» EXTRACT
Brimstone Energy is a climate technology company that produces carbon-negative Portland cement and supplementary cementitious materials by using non-limestone from carbon-free calcium silicate rock instead of carbon-heavy limestone.
Challenges: cement production
Cement production begins with the heating of crushed minerals in a kiln to produce clinker. Cement is produced by grinding clinker into a powder, combining it with a few additives, and then combining it with other minerals.
The current method of cement production involves the use of fossil fuels to heat cement kilns. As dry-process kilns have replaced wet-process kilns and as grinding equipment has become more efficient, the thermal energy and electricity intensities of cement production have gradually decreased over the past few decades.
However, cement production contributes significantly to greenhouse gas emissions, especially carbon dioxide (CO₂) emissions. The cement industry is among the leading industrial sources of CO₂ emissions, accounting for 8% of global greenhouse gas emissions.
Therefore, reducing CO₂ emissions from cement production has been a topic of interest for university and industry researchers. However, it is difficult to reduce CO₂ emissions while producing enough cement to meet demand. During 2015-2021, the direct CO₂ intensity of cement production increased by approximately 1.5% per year. To get on track with the Net Zero Emissions by 2050 Scenario, annual emissions reductions of 3% are required until 2030.
To reduce carbon emissions in cement production, key strategies include improving energy efficiency, switching to lower-carbon fuels, promoting material efficiency, and advancing innovative near-zero emission production routes.
Improving energy efficiency involves using less energy to produce cement, which can be achieved through the use of more efficient equipment and processes. Switching to lower-carbon fuels involves using alternative fuels such as biomass, waste, and natural gas instead of coal. Promoting material efficiency involves reducing the clinker-to-cement ratio and total demand, which can be achieved through the use of alternative materials such as fly ash, slag, and pozzolana. Advancing innovative near-zero emission production routes involves developing new technologies such as carbon capture and storage (CCS) and alternative raw materials.
A new blueprint for zero-emission cement and concrete by 2050 has been proposed by researchers. The blueprint examines two scenarios, production-centric and whole-systems approaches, for decarbonizing cement and concrete throughout their life cycle. The production-centric strategy investigates ways to achieve net-zero emissions solely by reducing the carbon intensity of cement and concrete production.
In this urgent, authoritative book How to Avoid a Climate Disaster, Bill Gates sets out a wide-ranging, practical—and accessible—plan for how the world can get to zero greenhouse gas emissions in time to avoid a climate catastrophe. (see on Amazon)

» EXERCISE 1
Output the passage on cement production from "The current method" to "greenhouse gas emissions." without any changes.

» DATA PROVIDED

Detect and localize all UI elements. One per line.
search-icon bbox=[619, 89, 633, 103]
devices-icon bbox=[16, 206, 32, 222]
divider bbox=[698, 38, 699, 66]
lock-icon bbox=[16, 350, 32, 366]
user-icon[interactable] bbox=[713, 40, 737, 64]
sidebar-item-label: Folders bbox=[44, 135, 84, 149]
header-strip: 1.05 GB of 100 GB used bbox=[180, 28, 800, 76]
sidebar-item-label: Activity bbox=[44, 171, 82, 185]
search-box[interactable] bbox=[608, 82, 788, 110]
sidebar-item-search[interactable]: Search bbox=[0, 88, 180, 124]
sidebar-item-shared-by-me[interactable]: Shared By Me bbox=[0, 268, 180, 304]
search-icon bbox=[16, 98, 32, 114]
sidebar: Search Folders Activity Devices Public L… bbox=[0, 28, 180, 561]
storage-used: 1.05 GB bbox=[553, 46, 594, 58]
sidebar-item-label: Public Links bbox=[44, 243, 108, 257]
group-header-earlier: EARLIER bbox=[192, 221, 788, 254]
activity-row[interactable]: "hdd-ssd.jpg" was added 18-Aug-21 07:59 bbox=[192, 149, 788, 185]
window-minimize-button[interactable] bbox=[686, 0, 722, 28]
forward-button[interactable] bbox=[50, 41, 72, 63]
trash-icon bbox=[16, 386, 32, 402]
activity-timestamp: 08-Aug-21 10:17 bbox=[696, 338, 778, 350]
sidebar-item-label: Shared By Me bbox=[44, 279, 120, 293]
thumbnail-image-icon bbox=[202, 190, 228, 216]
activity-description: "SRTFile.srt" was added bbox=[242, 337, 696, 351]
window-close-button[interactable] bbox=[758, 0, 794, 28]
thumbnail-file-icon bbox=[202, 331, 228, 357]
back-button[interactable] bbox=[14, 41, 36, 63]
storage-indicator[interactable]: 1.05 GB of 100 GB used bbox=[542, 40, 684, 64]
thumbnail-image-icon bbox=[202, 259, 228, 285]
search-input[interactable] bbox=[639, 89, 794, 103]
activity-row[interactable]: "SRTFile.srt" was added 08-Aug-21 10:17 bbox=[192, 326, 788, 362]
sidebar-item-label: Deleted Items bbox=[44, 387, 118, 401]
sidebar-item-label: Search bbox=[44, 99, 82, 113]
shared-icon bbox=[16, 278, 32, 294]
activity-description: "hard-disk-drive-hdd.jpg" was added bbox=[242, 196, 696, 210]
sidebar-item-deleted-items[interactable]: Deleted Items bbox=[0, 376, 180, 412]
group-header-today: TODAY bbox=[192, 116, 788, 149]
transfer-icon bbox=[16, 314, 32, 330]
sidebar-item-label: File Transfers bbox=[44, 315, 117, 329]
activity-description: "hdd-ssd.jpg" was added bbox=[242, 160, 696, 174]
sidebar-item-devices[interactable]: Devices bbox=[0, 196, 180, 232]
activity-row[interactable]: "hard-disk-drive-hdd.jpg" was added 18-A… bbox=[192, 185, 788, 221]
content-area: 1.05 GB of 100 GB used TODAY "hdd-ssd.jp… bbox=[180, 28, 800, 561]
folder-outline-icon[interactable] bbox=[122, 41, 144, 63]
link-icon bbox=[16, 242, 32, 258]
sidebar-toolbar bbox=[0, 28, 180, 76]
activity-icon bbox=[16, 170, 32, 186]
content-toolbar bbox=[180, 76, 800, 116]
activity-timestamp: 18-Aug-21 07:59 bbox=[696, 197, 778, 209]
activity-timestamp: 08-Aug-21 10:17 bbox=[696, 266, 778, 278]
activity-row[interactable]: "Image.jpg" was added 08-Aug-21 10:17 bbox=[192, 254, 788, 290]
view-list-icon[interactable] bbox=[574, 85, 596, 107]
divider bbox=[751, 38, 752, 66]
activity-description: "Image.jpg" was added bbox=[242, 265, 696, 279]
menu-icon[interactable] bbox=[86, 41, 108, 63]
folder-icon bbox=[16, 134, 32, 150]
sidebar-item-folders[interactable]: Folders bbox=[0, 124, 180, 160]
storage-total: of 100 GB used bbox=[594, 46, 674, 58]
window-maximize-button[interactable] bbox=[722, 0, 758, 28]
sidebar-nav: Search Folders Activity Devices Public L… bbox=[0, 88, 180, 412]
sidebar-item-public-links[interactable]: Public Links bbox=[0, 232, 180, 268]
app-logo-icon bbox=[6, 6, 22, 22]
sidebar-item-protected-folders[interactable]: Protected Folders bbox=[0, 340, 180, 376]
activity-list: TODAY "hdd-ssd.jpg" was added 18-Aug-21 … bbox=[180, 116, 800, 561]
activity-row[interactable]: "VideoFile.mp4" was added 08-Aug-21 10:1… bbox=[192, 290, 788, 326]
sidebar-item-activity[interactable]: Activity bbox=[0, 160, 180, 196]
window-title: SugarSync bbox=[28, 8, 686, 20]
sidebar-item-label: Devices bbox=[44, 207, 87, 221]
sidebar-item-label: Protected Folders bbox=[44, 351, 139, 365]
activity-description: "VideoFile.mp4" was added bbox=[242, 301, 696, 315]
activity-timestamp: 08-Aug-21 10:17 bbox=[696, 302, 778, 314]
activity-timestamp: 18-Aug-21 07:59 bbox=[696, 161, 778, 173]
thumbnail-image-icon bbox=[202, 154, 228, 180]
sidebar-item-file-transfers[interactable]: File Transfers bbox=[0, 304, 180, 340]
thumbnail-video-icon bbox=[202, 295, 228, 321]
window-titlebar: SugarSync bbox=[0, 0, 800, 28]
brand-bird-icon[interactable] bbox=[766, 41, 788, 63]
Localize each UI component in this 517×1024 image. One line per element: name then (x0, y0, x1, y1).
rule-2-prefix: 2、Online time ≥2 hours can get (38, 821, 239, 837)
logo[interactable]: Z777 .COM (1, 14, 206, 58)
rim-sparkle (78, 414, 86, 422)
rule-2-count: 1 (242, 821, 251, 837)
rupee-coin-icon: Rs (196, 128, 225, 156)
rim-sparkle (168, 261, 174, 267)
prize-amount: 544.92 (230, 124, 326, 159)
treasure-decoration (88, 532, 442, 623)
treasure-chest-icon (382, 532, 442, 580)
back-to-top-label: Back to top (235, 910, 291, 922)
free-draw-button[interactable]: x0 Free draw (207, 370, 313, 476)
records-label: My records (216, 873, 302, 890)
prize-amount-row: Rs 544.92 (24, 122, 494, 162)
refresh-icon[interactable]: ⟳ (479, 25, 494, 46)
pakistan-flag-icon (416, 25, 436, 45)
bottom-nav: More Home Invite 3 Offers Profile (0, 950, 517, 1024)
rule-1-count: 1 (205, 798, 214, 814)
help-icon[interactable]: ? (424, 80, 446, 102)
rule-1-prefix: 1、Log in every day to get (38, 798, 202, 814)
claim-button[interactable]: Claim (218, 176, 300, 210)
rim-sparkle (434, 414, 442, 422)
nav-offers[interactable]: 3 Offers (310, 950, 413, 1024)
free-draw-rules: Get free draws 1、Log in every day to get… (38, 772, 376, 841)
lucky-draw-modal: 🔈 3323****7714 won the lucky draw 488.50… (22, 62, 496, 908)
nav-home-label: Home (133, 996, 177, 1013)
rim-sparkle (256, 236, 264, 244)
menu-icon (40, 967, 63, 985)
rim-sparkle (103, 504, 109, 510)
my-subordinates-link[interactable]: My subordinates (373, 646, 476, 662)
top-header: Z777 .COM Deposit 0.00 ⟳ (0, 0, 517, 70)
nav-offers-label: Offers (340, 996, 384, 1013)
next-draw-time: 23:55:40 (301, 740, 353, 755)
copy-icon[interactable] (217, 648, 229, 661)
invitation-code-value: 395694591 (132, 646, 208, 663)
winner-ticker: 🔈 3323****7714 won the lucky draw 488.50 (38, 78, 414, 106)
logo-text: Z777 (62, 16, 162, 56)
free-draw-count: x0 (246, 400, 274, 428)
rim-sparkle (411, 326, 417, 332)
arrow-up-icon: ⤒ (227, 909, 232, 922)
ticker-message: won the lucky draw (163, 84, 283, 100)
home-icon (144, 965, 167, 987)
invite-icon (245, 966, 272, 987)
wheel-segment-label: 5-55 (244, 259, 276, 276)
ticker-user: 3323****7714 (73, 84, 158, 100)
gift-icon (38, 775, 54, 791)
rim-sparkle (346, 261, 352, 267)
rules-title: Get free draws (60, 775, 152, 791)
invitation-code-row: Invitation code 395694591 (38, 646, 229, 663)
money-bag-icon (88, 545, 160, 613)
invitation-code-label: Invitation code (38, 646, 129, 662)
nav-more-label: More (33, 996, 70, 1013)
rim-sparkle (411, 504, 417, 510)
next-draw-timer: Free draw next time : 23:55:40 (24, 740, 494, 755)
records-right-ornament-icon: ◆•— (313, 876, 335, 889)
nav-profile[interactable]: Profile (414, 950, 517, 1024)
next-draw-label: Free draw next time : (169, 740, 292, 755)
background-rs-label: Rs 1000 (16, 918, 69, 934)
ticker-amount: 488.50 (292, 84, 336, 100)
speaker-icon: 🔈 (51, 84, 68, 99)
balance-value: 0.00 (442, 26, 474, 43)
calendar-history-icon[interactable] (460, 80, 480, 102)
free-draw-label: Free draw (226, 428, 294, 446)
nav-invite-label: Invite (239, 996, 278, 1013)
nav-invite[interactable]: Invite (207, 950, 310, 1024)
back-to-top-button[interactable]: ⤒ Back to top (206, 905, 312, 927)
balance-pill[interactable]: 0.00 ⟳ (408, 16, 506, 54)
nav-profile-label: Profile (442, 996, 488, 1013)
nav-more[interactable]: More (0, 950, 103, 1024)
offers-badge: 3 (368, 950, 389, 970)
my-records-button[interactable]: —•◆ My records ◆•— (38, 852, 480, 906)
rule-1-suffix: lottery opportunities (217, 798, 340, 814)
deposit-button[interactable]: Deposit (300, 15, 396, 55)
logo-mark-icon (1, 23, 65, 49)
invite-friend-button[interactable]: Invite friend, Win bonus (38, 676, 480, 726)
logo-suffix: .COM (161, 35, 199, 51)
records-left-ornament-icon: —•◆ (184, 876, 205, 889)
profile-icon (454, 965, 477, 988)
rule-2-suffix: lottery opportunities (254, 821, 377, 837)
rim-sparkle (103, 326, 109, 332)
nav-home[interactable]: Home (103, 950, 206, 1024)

» EXERCISE 2
Return the lines of the records from the first line through the line containing "trash-icon bbox=[16, 386, 32, 402]", both included, reproducing each line verbatim.

» EXERCISE ANSWER 1
The current method of cement production involves the use of fossil fuels to heat cement kilns. As dry-process kilns have replaced wet-process kilns and as grinding equipment has become more efficient, the thermal energy and electricity intensities of cement production have gradually decreased over the past few decades.
However, cement production contributes significantly to greenhouse gas emissions, especially carbon dioxide (CO₂) emissions. The cement industry is among the leading industrial sources of CO₂ emissions, accounting for 8% of global greenhouse gas emissions.

» EXERCISE ANSWER 2
Detect and localize all UI elements. One per line.
search-icon bbox=[619, 89, 633, 103]
devices-icon bbox=[16, 206, 32, 222]
divider bbox=[698, 38, 699, 66]
lock-icon bbox=[16, 350, 32, 366]
user-icon[interactable] bbox=[713, 40, 737, 64]
sidebar-item-label: Folders bbox=[44, 135, 84, 149]
header-strip: 1.05 GB of 100 GB used bbox=[180, 28, 800, 76]
sidebar-item-label: Activity bbox=[44, 171, 82, 185]
search-box[interactable] bbox=[608, 82, 788, 110]
sidebar-item-search[interactable]: Search bbox=[0, 88, 180, 124]
sidebar-item-shared-by-me[interactable]: Shared By Me bbox=[0, 268, 180, 304]
search-icon bbox=[16, 98, 32, 114]
sidebar: Search Folders Activity Devices Public L… bbox=[0, 28, 180, 561]
storage-used: 1.05 GB bbox=[553, 46, 594, 58]
sidebar-item-label: Public Links bbox=[44, 243, 108, 257]
group-header-earlier: EARLIER bbox=[192, 221, 788, 254]
activity-row[interactable]: "hdd-ssd.jpg" was added 18-Aug-21 07:59 bbox=[192, 149, 788, 185]
window-minimize-button[interactable] bbox=[686, 0, 722, 28]
forward-button[interactable] bbox=[50, 41, 72, 63]
trash-icon bbox=[16, 386, 32, 402]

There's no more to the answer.